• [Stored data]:
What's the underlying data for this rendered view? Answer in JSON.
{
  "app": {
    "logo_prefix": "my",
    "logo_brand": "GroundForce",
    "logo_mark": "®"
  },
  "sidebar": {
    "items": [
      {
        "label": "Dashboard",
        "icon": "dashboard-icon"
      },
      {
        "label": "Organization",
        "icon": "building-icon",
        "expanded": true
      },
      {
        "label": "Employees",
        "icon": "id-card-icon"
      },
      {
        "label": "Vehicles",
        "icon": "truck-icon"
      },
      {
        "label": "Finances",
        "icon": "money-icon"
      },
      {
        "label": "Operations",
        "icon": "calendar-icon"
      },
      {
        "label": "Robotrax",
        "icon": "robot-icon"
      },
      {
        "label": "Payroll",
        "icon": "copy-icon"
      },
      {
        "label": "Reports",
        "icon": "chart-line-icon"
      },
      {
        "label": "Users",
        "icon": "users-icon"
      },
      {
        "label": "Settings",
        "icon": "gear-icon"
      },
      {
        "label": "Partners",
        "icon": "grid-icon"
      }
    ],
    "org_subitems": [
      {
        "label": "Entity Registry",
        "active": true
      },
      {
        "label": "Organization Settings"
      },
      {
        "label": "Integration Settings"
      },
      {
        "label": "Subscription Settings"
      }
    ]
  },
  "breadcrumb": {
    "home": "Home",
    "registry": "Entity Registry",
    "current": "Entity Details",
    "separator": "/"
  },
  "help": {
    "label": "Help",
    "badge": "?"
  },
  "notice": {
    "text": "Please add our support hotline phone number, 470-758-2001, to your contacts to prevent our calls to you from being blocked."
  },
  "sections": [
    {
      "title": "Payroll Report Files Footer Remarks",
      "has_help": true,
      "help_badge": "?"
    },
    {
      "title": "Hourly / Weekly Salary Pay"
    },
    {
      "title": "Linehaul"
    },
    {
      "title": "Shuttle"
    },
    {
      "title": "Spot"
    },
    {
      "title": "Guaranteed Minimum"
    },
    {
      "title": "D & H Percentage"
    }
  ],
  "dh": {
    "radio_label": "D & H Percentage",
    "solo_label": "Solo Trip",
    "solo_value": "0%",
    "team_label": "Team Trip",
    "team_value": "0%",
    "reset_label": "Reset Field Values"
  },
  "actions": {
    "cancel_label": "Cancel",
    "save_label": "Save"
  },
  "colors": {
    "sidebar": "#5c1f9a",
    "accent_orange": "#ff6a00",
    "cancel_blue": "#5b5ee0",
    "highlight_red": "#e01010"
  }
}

• [REQUIREMENT]:
Look through the records and gather each line with the word "Organization".

• [COMPLETE ANSWER]:
        "label": "Organization",
        "label": "Organization Settings"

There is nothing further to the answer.